__AIM__
Copy out every line of the records where the string "type" occurs.

* start MATERIALS PROVIDED *

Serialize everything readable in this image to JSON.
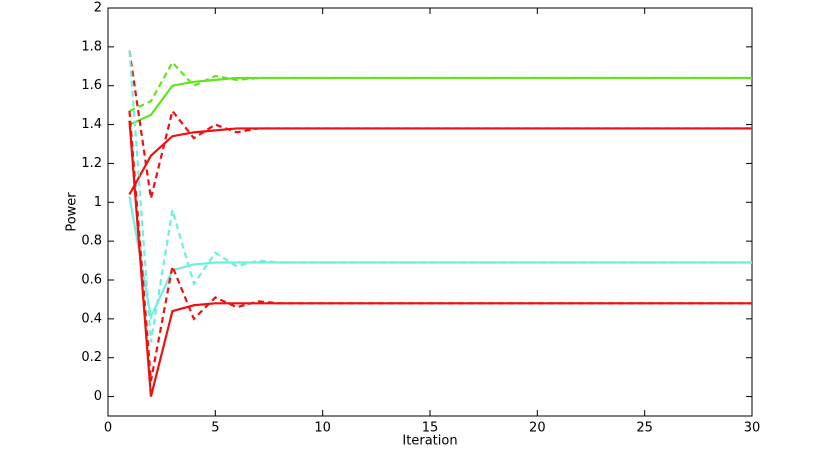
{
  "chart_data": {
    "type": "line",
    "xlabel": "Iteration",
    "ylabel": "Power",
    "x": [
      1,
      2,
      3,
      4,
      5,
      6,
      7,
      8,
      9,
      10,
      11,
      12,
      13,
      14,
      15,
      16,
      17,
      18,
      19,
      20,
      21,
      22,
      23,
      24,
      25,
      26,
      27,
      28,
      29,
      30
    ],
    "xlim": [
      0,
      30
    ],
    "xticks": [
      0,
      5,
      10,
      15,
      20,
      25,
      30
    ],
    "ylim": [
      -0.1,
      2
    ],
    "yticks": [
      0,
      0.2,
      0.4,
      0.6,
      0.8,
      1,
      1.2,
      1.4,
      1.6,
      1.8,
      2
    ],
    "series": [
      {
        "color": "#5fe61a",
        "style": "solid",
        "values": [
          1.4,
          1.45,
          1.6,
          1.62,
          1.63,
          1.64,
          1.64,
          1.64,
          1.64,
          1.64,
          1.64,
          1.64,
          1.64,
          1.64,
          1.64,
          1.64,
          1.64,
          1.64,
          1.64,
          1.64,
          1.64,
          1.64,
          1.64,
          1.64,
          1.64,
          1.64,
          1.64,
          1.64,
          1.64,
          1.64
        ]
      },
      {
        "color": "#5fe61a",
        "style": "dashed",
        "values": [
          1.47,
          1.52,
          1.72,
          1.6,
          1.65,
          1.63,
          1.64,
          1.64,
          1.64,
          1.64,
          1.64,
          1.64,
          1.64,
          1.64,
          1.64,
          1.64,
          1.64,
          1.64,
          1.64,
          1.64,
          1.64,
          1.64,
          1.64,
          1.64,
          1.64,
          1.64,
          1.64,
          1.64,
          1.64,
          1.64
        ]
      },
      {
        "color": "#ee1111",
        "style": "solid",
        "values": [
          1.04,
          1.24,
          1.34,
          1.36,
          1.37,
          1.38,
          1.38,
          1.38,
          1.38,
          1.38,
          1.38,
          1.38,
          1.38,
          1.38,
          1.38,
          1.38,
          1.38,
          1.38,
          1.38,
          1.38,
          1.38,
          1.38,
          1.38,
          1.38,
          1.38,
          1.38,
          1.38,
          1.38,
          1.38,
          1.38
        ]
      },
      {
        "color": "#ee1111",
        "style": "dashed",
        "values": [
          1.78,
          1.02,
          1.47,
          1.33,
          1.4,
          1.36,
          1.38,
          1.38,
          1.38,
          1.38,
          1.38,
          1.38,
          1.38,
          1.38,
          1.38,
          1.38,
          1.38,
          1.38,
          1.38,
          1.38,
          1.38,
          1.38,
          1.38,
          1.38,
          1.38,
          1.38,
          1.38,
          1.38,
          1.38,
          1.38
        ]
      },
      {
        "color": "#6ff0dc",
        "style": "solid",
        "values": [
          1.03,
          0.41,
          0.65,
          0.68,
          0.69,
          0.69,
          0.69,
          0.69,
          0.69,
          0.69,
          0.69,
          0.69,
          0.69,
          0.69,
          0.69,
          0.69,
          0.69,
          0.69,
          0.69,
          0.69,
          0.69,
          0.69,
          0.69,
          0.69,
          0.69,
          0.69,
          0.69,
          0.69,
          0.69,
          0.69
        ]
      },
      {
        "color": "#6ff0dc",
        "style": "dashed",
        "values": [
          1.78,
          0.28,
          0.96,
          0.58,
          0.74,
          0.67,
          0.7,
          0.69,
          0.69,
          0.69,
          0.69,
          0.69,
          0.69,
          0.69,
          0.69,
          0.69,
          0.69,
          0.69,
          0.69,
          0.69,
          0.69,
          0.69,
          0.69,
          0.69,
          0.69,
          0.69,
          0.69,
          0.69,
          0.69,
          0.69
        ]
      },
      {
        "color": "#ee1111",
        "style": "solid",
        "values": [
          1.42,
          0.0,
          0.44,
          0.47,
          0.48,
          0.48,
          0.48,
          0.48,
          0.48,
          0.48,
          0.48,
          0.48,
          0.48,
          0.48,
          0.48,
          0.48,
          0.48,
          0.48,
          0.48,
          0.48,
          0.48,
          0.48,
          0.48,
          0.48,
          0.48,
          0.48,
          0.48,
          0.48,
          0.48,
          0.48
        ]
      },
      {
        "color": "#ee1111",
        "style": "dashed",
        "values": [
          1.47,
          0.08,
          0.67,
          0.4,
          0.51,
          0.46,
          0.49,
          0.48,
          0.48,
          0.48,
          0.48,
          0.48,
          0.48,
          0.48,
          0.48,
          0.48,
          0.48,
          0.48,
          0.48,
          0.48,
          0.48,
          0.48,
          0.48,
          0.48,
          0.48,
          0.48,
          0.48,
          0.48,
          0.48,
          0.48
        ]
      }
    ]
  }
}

* end MATERIALS PROVIDED *
* start MATERIALS PROVIDED *

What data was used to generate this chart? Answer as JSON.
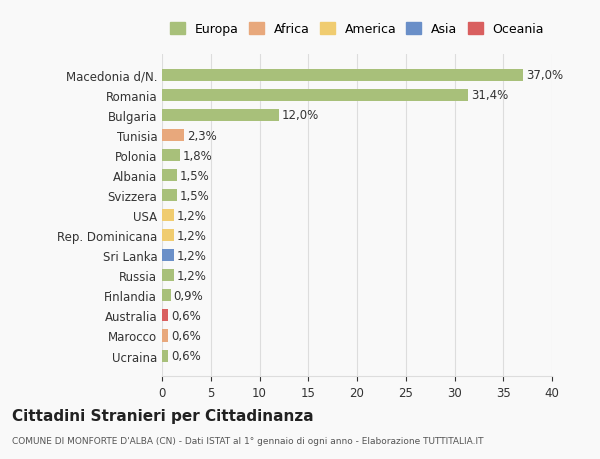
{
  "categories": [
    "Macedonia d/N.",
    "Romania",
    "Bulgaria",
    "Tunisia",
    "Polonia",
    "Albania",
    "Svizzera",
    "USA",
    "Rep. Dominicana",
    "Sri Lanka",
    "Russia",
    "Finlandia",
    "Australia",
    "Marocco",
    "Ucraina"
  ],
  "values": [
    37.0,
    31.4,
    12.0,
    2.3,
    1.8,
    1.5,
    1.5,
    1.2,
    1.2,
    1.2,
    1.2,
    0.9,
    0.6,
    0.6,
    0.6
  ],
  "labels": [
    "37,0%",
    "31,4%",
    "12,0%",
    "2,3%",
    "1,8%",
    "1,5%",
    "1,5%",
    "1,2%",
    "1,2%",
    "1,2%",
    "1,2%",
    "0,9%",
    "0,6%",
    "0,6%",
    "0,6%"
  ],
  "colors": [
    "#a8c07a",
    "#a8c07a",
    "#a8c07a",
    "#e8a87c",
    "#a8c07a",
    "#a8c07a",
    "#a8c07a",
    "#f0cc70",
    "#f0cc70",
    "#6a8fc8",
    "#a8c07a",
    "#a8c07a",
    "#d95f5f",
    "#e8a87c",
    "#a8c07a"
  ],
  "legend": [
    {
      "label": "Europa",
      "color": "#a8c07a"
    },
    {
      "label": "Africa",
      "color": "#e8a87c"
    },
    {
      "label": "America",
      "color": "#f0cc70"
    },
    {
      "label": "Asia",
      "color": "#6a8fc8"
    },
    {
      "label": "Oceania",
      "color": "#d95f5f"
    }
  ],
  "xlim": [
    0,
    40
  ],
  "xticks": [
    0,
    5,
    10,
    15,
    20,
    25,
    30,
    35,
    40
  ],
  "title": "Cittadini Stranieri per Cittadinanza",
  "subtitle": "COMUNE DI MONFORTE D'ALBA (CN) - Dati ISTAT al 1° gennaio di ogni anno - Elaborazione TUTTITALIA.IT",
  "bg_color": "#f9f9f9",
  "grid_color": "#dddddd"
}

* end MATERIALS PROVIDED *
* start MATERIALS PROVIDED *

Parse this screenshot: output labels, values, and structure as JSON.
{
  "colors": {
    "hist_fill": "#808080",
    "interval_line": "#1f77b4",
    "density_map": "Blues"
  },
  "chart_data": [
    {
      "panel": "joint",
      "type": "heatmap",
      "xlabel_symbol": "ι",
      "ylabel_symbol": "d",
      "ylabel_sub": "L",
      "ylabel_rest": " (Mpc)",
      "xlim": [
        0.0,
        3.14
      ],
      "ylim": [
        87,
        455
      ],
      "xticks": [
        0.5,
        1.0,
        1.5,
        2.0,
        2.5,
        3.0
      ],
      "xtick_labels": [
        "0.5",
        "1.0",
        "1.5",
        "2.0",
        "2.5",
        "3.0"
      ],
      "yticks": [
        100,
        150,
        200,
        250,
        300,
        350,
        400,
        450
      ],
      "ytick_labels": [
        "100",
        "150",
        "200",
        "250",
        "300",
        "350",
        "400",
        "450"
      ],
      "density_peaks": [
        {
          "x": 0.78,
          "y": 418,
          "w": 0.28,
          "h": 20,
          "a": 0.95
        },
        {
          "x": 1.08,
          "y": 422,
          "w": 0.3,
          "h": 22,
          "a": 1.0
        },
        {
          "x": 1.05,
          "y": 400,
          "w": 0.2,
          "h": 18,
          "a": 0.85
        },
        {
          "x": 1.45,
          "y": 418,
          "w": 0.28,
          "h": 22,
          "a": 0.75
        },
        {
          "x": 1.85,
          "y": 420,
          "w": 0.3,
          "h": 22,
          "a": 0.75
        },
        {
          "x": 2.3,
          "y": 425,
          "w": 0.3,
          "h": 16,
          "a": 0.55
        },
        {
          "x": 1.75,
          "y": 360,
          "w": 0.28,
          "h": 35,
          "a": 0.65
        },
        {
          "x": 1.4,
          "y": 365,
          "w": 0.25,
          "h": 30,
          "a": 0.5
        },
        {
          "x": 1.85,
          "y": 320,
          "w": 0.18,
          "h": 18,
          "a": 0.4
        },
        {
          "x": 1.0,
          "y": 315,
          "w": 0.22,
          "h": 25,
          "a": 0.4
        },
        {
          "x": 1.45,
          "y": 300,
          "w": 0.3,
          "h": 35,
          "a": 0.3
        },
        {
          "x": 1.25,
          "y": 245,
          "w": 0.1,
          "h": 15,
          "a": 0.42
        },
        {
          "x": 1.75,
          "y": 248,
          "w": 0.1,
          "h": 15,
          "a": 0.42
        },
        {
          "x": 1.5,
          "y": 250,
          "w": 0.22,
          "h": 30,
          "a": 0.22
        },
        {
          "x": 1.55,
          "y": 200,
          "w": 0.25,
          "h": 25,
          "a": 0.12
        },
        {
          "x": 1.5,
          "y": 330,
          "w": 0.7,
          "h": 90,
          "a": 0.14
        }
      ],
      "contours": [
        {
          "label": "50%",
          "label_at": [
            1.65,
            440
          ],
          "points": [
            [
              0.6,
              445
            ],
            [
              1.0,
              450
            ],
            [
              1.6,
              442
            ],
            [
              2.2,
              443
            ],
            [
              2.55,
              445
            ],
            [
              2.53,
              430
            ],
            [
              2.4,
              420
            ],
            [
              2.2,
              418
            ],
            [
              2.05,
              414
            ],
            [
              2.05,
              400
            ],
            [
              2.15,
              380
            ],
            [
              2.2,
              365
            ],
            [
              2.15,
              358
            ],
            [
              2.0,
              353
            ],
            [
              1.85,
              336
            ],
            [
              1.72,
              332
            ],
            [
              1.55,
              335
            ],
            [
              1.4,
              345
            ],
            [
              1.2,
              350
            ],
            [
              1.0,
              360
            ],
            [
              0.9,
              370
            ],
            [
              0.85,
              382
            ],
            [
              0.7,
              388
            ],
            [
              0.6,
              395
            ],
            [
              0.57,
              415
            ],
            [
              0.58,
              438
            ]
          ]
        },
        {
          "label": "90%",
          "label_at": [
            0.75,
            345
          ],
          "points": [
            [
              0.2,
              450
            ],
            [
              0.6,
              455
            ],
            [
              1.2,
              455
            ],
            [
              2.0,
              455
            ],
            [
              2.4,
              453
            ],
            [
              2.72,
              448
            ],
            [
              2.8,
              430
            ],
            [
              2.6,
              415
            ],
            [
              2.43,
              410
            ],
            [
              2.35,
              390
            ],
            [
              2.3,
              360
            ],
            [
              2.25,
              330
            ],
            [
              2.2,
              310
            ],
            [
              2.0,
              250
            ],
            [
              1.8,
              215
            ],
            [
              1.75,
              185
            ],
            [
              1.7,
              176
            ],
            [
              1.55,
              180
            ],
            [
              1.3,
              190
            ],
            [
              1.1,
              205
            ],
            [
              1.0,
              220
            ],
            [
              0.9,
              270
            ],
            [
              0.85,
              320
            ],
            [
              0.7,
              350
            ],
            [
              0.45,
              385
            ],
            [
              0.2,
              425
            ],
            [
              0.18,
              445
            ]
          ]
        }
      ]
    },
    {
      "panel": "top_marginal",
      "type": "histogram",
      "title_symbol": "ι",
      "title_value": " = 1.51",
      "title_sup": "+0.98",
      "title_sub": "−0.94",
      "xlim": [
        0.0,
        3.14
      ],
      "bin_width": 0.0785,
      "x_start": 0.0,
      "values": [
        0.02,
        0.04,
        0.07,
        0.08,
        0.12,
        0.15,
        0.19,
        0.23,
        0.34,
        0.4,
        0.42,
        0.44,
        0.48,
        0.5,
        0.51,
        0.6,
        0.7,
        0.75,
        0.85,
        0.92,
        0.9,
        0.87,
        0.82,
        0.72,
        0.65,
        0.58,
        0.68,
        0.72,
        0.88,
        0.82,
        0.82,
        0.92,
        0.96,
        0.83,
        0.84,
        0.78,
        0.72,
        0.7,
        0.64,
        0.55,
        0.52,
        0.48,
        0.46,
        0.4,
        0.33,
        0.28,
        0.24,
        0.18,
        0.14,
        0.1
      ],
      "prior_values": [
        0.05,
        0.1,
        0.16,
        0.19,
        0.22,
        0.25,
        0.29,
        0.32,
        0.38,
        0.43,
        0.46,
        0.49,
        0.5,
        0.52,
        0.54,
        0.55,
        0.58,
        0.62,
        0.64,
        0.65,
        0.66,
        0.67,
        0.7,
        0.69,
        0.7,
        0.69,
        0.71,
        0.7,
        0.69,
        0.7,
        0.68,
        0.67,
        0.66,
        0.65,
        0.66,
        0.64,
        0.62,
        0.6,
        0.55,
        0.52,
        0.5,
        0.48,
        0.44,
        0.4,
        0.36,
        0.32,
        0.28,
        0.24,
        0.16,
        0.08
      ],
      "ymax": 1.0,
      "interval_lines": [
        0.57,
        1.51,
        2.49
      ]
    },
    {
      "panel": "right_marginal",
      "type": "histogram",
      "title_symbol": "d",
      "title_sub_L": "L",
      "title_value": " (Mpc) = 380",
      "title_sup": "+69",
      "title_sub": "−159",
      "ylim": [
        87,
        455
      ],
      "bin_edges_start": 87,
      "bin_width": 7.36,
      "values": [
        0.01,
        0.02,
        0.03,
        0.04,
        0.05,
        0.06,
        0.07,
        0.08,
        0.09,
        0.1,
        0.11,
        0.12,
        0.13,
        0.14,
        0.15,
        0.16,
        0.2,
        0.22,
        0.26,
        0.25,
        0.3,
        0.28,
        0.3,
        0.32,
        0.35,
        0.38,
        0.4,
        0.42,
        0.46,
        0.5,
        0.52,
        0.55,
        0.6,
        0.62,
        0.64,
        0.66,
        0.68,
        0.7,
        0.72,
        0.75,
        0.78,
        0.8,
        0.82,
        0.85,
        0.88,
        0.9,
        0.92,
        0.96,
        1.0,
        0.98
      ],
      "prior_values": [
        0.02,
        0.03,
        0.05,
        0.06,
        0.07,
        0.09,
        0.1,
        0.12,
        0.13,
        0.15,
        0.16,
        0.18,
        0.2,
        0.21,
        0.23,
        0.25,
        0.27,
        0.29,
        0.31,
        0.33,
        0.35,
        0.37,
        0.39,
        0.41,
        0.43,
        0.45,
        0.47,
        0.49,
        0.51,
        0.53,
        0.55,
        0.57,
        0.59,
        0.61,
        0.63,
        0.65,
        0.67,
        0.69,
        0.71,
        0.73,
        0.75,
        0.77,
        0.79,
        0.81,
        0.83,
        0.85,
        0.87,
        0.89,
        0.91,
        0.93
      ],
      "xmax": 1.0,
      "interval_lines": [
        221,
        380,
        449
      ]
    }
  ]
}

* end MATERIALS PROVIDED *

__WRITTEN SOLUTION__
    "type": "line",
      "type": "heatmap",
      "type": "histogram",
      "type": "histogram",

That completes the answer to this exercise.